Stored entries

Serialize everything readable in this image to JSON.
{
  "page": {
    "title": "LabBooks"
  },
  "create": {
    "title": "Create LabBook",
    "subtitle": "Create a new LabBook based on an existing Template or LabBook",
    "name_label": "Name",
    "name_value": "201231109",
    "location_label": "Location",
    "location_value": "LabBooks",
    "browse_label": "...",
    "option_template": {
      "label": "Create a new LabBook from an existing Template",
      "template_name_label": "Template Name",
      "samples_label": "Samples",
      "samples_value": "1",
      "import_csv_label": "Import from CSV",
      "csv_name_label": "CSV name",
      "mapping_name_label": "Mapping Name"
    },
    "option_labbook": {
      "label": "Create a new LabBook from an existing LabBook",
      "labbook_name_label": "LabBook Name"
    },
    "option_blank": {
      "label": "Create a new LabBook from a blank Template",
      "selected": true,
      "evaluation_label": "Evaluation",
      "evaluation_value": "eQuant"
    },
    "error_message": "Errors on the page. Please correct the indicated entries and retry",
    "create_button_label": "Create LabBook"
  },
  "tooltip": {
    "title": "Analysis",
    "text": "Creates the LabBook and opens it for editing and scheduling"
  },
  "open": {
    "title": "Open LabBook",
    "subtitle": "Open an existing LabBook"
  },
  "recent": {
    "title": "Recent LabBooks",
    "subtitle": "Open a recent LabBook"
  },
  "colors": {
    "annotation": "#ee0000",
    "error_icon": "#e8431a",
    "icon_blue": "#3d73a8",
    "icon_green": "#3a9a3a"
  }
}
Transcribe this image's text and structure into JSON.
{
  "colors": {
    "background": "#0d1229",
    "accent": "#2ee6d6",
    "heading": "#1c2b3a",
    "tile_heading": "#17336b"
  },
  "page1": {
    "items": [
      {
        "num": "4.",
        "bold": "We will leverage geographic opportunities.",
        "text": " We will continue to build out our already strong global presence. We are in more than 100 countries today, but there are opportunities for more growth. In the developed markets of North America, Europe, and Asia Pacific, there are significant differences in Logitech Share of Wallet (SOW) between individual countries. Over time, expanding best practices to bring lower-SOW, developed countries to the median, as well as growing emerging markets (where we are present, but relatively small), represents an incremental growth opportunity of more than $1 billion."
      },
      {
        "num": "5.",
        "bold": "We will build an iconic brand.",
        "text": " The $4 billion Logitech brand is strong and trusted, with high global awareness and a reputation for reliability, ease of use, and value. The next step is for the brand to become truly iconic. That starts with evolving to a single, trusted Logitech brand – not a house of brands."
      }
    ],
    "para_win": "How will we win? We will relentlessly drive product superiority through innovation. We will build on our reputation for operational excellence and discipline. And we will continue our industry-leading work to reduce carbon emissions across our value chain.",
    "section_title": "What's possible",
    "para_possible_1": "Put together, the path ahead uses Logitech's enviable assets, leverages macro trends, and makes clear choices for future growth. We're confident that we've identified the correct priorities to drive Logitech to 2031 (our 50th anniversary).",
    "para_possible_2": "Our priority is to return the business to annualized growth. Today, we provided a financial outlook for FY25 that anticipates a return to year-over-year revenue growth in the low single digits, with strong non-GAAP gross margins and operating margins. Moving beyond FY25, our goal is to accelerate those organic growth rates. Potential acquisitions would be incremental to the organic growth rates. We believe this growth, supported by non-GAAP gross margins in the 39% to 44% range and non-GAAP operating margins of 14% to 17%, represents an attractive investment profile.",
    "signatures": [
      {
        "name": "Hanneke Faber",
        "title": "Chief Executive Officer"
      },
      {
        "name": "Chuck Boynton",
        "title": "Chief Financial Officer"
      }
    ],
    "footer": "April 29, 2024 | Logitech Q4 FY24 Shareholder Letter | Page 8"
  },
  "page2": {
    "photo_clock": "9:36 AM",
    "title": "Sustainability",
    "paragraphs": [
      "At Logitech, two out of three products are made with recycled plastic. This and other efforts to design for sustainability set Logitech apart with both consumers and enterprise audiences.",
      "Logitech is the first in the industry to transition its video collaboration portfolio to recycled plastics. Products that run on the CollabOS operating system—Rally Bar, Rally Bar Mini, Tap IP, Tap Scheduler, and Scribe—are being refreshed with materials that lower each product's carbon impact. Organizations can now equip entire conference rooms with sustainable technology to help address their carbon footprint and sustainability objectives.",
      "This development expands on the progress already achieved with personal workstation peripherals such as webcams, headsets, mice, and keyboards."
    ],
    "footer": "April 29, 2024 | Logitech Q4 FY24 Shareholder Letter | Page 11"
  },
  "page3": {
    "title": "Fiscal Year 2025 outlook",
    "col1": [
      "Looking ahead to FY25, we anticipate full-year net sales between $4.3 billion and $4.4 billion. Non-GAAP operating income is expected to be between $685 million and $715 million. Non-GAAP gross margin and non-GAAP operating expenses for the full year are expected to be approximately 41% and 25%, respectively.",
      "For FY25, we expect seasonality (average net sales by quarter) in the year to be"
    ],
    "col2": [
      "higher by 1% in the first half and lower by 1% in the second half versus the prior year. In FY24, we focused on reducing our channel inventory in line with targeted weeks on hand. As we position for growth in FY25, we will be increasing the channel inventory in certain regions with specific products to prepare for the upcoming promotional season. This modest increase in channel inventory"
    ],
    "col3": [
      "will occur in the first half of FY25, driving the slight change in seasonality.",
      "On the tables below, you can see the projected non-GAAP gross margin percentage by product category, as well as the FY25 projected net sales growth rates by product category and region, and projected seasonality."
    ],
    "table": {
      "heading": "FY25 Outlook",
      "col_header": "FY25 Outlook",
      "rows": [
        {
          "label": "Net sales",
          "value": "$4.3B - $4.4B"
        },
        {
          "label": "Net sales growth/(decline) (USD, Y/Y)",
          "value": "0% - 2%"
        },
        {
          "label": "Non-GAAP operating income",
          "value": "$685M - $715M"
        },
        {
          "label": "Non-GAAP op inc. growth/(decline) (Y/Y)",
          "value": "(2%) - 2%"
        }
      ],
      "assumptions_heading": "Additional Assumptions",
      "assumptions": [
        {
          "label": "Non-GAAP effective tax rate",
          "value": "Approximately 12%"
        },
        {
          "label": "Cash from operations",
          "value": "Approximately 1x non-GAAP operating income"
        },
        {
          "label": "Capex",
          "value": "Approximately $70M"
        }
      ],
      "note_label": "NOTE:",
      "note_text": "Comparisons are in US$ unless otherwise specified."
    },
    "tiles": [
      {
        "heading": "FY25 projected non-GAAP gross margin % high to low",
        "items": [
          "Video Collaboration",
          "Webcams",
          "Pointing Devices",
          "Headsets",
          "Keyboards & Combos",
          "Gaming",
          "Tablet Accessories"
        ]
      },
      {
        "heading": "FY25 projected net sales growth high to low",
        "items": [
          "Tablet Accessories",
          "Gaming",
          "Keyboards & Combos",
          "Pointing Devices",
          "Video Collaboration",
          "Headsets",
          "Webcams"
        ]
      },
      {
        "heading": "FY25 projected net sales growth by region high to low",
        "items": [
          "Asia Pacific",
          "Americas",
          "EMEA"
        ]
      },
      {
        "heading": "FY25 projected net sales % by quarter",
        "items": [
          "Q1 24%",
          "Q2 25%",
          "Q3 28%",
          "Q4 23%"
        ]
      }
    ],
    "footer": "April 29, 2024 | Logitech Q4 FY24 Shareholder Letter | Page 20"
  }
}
...
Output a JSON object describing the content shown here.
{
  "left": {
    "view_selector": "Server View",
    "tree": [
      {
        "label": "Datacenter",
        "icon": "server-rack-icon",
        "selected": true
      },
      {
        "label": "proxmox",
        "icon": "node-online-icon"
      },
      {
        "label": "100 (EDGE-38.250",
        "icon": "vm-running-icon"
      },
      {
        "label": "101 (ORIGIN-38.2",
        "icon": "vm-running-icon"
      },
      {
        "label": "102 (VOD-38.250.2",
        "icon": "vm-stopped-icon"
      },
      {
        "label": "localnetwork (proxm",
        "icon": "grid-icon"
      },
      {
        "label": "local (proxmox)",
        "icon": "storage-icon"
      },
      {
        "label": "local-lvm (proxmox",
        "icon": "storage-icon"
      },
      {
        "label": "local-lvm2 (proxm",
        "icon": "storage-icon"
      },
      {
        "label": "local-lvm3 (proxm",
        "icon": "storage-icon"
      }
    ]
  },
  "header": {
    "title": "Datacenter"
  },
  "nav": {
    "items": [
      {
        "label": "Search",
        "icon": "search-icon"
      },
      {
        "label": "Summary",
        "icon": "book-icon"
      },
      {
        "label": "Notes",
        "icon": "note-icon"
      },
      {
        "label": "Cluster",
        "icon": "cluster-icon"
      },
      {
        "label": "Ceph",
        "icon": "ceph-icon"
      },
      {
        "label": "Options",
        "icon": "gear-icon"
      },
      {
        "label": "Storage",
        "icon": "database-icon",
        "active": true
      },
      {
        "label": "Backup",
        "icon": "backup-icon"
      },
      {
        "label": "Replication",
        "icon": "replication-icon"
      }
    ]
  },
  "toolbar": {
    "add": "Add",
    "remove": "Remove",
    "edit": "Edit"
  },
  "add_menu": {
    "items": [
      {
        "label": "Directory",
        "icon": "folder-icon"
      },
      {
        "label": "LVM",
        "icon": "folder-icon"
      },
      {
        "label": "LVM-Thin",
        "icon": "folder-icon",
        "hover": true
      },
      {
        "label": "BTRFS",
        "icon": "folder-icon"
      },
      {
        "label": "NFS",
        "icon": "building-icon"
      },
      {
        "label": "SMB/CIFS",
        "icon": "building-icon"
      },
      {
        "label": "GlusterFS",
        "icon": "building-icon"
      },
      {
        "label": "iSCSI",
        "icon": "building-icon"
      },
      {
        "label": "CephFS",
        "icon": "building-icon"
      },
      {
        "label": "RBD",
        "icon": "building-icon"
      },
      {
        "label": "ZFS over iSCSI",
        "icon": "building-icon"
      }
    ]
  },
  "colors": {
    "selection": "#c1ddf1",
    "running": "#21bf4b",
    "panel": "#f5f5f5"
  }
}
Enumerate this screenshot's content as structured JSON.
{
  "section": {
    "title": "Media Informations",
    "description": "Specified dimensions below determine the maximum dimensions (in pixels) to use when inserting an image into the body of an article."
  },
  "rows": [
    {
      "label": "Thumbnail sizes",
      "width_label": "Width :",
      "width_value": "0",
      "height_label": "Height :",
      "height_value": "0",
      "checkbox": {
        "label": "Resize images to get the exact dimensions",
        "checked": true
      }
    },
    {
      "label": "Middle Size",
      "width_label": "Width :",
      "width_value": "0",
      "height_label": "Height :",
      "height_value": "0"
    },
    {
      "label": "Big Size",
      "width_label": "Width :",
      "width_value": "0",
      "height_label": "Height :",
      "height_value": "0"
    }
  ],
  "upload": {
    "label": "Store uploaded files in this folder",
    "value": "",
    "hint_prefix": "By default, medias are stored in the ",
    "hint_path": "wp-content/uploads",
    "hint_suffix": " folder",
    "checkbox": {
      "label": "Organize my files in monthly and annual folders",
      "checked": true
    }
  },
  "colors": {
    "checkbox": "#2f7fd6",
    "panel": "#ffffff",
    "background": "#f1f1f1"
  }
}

§ Job: From the data above, copy each line that holds "true".

§ Task result:
      "selected": true,
        "selected": true
        "active": true
        "hover": true
        "checked": true
      "checked": true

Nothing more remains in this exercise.